■ **Data for this exercise**:
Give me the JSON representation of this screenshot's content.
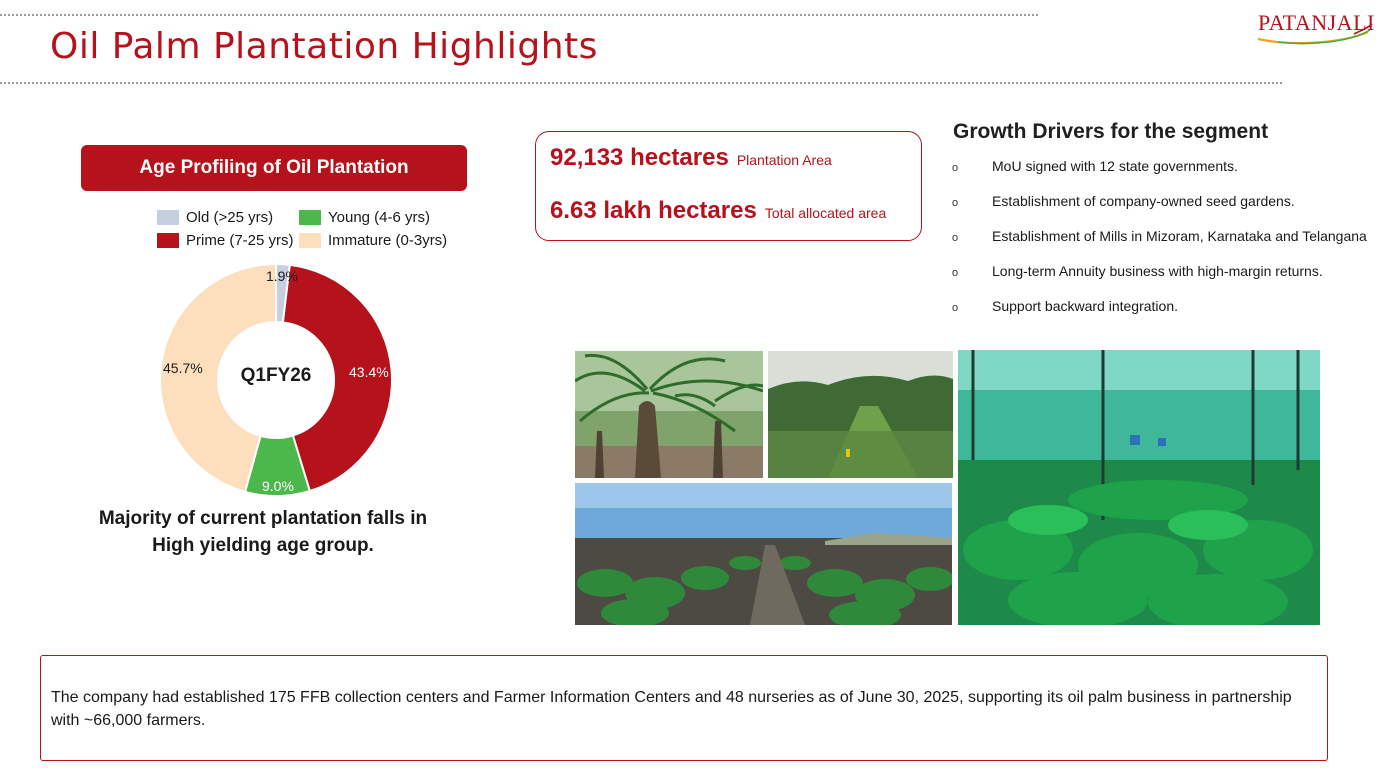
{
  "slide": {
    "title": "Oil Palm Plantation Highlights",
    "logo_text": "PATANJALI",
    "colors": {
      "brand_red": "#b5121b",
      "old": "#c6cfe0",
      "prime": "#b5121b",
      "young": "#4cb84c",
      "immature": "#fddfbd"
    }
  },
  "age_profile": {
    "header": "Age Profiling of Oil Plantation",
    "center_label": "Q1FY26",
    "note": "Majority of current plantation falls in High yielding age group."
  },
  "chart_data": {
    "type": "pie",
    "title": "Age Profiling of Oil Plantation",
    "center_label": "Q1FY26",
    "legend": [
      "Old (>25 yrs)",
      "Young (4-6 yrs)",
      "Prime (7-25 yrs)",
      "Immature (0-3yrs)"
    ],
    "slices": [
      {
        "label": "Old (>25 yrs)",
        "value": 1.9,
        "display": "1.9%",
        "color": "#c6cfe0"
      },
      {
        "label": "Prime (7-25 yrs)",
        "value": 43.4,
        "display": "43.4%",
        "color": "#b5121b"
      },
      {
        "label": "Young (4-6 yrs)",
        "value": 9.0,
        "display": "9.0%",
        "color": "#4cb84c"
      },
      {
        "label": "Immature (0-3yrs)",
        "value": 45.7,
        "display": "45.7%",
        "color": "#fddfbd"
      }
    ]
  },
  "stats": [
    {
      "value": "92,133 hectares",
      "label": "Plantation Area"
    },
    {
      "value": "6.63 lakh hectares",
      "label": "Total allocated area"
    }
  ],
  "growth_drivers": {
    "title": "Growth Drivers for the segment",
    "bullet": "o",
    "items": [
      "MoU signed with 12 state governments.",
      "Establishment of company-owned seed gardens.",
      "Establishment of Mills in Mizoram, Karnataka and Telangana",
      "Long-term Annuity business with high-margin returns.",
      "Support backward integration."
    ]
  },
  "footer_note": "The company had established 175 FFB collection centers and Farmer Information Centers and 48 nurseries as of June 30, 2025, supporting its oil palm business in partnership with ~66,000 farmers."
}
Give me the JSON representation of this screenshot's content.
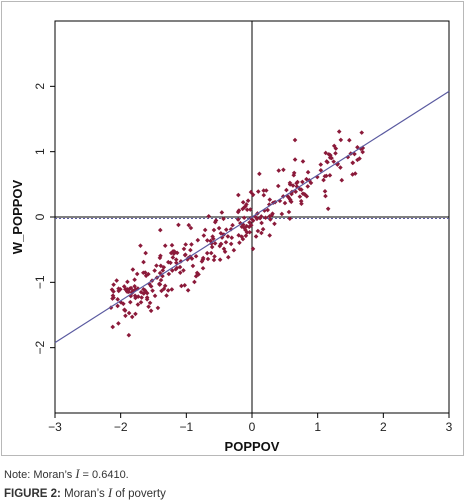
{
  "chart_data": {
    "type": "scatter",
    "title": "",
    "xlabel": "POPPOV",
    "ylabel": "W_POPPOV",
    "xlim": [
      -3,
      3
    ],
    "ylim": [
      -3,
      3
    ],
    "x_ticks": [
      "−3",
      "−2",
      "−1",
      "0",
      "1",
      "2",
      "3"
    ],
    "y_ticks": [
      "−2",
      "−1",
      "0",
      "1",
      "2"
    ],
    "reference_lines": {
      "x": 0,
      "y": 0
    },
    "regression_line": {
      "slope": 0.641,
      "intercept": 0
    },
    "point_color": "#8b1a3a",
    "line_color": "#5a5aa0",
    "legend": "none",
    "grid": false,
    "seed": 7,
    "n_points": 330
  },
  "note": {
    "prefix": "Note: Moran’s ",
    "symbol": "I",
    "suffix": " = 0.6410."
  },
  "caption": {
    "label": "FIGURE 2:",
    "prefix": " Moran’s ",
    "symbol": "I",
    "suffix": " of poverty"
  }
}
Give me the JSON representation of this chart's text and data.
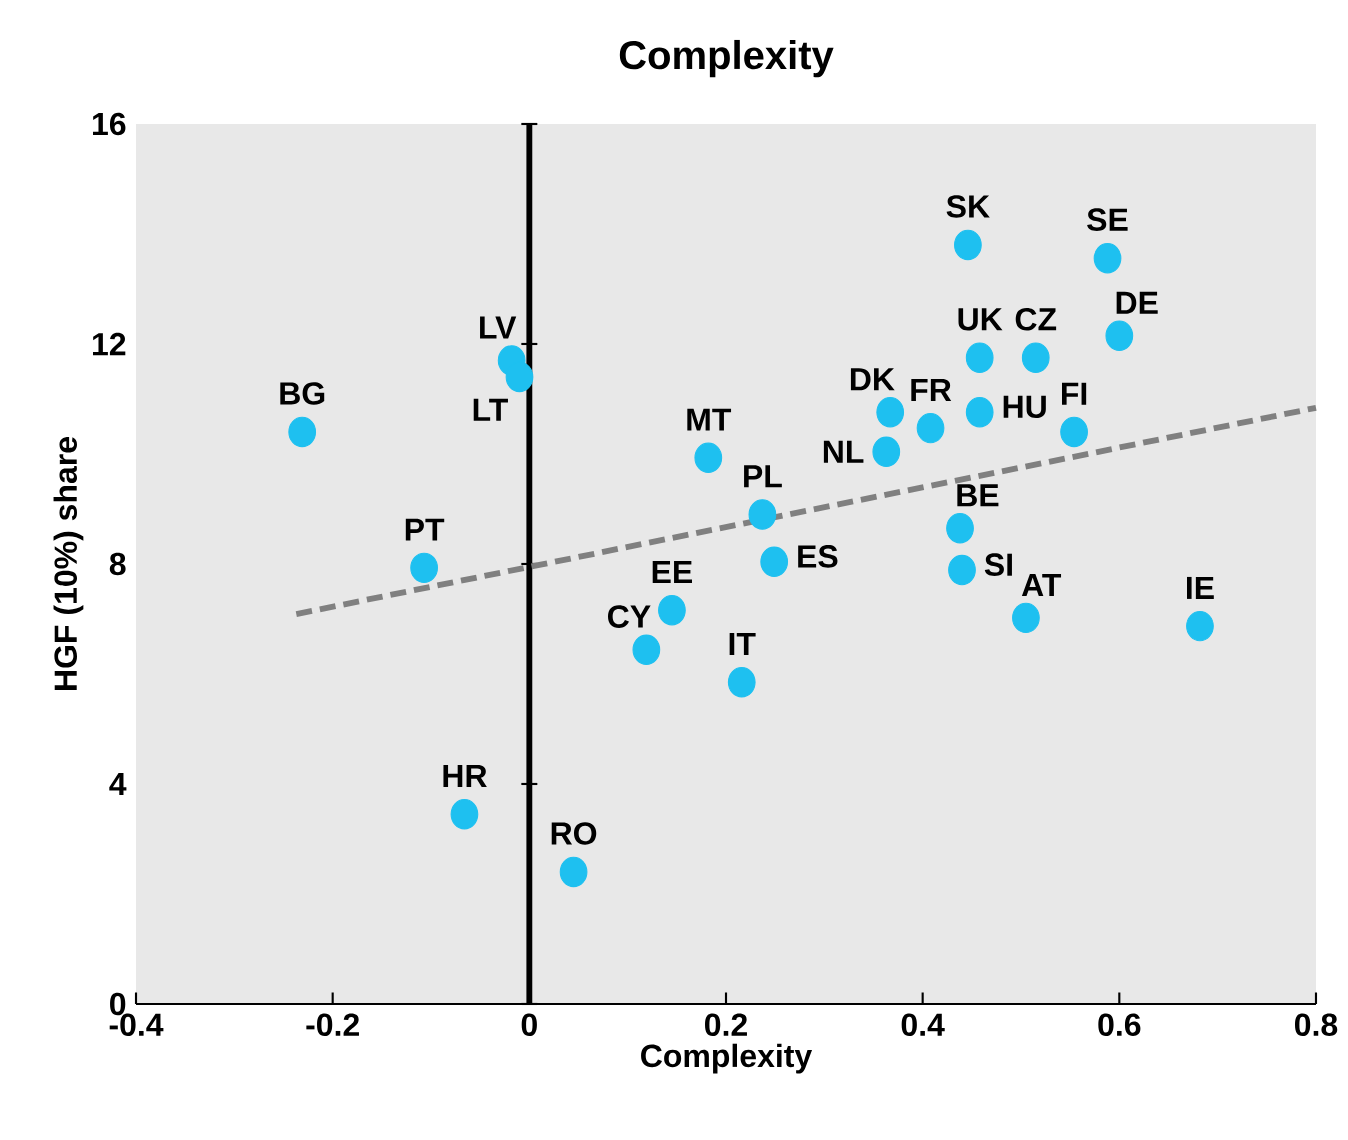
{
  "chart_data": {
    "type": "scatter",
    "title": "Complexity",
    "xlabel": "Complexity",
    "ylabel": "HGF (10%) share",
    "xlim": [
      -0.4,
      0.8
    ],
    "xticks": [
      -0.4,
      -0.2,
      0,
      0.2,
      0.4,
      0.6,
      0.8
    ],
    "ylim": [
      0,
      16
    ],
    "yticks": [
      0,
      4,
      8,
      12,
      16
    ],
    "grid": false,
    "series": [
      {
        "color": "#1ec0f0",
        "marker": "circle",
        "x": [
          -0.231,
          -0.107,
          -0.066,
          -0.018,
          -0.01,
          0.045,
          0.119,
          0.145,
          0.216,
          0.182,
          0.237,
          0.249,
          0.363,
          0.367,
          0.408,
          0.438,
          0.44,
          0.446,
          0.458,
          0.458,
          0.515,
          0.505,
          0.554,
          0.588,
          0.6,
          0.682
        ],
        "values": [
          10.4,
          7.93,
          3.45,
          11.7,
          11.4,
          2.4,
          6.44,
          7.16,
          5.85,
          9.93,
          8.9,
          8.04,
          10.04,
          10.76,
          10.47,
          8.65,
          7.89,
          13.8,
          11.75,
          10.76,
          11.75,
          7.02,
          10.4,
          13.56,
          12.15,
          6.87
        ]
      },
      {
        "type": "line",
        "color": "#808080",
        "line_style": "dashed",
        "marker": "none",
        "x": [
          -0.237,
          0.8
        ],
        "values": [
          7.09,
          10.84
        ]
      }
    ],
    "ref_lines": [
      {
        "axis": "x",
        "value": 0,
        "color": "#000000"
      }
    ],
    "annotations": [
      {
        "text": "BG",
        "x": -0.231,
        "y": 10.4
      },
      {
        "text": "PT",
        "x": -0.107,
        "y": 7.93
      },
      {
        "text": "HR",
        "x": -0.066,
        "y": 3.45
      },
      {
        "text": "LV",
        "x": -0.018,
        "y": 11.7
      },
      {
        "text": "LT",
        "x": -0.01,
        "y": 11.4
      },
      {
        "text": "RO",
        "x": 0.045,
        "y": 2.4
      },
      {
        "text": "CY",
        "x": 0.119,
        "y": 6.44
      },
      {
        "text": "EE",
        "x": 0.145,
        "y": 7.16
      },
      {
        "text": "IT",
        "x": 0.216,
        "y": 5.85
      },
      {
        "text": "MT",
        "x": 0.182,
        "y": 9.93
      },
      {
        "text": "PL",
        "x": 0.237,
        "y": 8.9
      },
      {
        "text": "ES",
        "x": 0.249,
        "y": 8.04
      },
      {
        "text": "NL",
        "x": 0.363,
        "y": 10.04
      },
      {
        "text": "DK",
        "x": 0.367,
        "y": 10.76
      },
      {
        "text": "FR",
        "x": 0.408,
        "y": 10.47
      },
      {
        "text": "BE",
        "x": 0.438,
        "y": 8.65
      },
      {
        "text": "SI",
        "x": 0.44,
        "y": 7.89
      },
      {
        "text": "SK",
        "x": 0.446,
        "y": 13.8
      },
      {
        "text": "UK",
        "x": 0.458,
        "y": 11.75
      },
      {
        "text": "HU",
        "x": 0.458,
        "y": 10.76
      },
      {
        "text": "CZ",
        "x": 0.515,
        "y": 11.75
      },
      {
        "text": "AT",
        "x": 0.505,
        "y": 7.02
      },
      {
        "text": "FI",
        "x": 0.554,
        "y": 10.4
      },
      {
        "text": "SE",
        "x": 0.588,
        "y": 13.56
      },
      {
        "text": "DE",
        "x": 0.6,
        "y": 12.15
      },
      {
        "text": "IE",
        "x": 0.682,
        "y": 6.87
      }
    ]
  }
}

■ **Directive**: Please repeat the entries exactly. Do not include the pictures.

■ **Completed task**:
Give me the JSON representation of this screenshot's content.
{
  "slide": {
    "title": "Oil Palm Plantation Highlights",
    "logo_text": "PATANJALI",
    "colors": {
      "brand_red": "#b5121b",
      "old": "#c6cfe0",
      "prime": "#b5121b",
      "young": "#4cb84c",
      "immature": "#fddfbd"
    }
  },
  "age_profile": {
    "header": "Age Profiling of Oil Plantation",
    "center_label": "Q1FY26",
    "note": "Majority of current plantation falls in High yielding age group."
  },
  "chart_data": {
    "type": "pie",
    "title": "Age Profiling of Oil Plantation",
    "center_label": "Q1FY26",
    "legend": [
      "Old (>25 yrs)",
      "Young (4-6 yrs)",
      "Prime (7-25 yrs)",
      "Immature (0-3yrs)"
    ],
    "slices": [
      {
        "label": "Old (>25 yrs)",
        "value": 1.9,
        "display": "1.9%",
        "color": "#c6cfe0"
      },
      {
        "label": "Prime (7-25 yrs)",
        "value": 43.4,
        "display": "43.4%",
        "color": "#b5121b"
      },
      {
        "label": "Young (4-6 yrs)",
        "value": 9.0,
        "display": "9.0%",
        "color": "#4cb84c"
      },
      {
        "label": "Immature (0-3yrs)",
        "value": 45.7,
        "display": "45.7%",
        "color": "#fddfbd"
      }
    ]
  },
  "stats": [
    {
      "value": "92,133 hectares",
      "label": "Plantation Area"
    },
    {
      "value": "6.63 lakh hectares",
      "label": "Total allocated area"
    }
  ],
  "growth_drivers": {
    "title": "Growth Drivers for the segment",
    "bullet": "o",
    "items": [
      "MoU signed with 12 state governments.",
      "Establishment of company-owned seed gardens.",
      "Establishment of Mills in Mizoram, Karnataka and Telangana",
      "Long-term Annuity business with high-margin returns.",
      "Support backward integration."
    ]
  },
  "footer_note": "The company had established 175 FFB collection centers and Farmer Information Centers and 48 nurseries as of June 30, 2025, supporting its oil palm business in partnership with ~66,000 farmers."
}
Give me the JSON representation of this screenshot's content.
{
  "chart_data": {
    "type": "scatter",
    "title": "",
    "xlabel": "POPPOV",
    "ylabel": "W_POPPOV",
    "xlim": [
      -3,
      3
    ],
    "ylim": [
      -3,
      3
    ],
    "x_ticks": [
      "−3",
      "−2",
      "−1",
      "0",
      "1",
      "2",
      "3"
    ],
    "y_ticks": [
      "−2",
      "−1",
      "0",
      "1",
      "2"
    ],
    "reference_lines": {
      "x": 0,
      "y": 0
    },
    "regression_line": {
      "slope": 0.641,
      "intercept": 0
    },
    "point_color": "#8b1a3a",
    "line_color": "#5a5aa0",
    "legend": "none",
    "grid": false,
    "seed": 7,
    "n_points": 330
  },
  "note": {
    "prefix": "Note: Moran’s ",
    "symbol": "I",
    "suffix": " = 0.6410."
  },
  "caption": {
    "label": "FIGURE 2:",
    "prefix": " Moran’s ",
    "symbol": "I",
    "suffix": " of poverty"
  }
}
Give me the JSON representation of this chart's text and data.
{
  "chart_data": {
    "type": "scatter",
    "title": "Complexity",
    "xlabel": "Complexity",
    "ylabel": "HGF (10%) share",
    "xlim": [
      -0.4,
      0.8
    ],
    "xticks": [
      -0.4,
      -0.2,
      0,
      0.2,
      0.4,
      0.6,
      0.8
    ],
    "ylim": [
      0,
      16
    ],
    "yticks": [
      0,
      4,
      8,
      12,
      16
    ],
    "grid": false,
    "series": [
      {
        "color": "#1ec0f0",
        "marker": "circle",
        "x": [
          -0.231,
          -0.107,
          -0.066,
          -0.018,
          -0.01,
          0.045,
          0.119,
          0.145,
          0.216,
          0.182,
          0.237,
          0.249,
          0.363,
          0.367,
          0.408,
          0.438,
          0.44,
          0.446,
          0.458,
          0.458,
          0.515,
          0.505,
          0.554,
          0.588,
          0.6,
          0.682
        ],
        "values": [
          10.4,
          7.93,
          3.45,
          11.7,
          11.4,
          2.4,
          6.44,
          7.16,
          5.85,
          9.93,
          8.9,
          8.04,
          10.04,
          10.76,
          10.47,
          8.65,
          7.89,
          13.8,
          11.75,
          10.76,
          11.75,
          7.02,
          10.4,
          13.56,
          12.15,
          6.87
        ]
      },
      {
        "type": "line",
        "color": "#808080",
        "line_style": "dashed",
        "marker": "none",
        "x": [
          -0.237,
          0.8
        ],
        "values": [
          7.09,
          10.84
        ]
      }
    ],
    "ref_lines": [
      {
        "axis": "x",
        "value": 0,
        "color": "#000000"
      }
    ],
    "annotations": [
      {
        "text": "BG",
        "x": -0.231,
        "y": 10.4
      },
      {
        "text": "PT",
        "x": -0.107,
        "y": 7.93
      },
      {
        "text": "HR",
        "x": -0.066,
        "y": 3.45
      },
      {
        "text": "LV",
        "x": -0.018,
        "y": 11.7
      },
      {
        "text": "LT",
        "x": -0.01,
        "y": 11.4
      },
      {
        "text": "RO",
        "x": 0.045,
        "y": 2.4
      },
      {
        "text": "CY",
        "x": 0.119,
        "y": 6.44
      },
      {
        "text": "EE",
        "x": 0.145,
        "y": 7.16
      },
      {
        "text": "IT",
        "x": 0.216,
        "y": 5.85
      },
      {
        "text": "MT",
        "x": 0.182,
        "y": 9.93
      },
      {
        "text": "PL",
        "x": 0.237,
        "y": 8.9
      },
      {
        "text": "ES",
        "x": 0.249,
        "y": 8.04
      },
      {
        "text": "NL",
        "x": 0.363,
        "y": 10.04
      },
      {
        "text": "DK",
        "x": 0.367,
        "y": 10.76
      },
      {
        "text": "FR",
        "x": 0.408,
        "y": 10.47
      },
      {
        "text": "BE",
        "x": 0.438,
        "y": 8.65
      },
      {
        "text": "SI",
        "x": 0.44,
        "y": 7.89
      },
      {
        "text": "SK",
        "x": 0.446,
        "y": 13.8
      },
      {
        "text": "UK",
        "x": 0.458,
        "y": 11.75
      },
      {
        "text": "HU",
        "x": 0.458,
        "y": 10.76
      },
      {
        "text": "CZ",
        "x": 0.515,
        "y": 11.75
      },
      {
        "text": "AT",
        "x": 0.505,
        "y": 7.02
      },
      {
        "text": "FI",
        "x": 0.554,
        "y": 10.4
      },
      {
        "text": "SE",
        "x": 0.588,
        "y": 13.56
      },
      {
        "text": "DE",
        "x": 0.6,
        "y": 12.15
      },
      {
        "text": "IE",
        "x": 0.682,
        "y": 6.87
      }
    ]
  }
}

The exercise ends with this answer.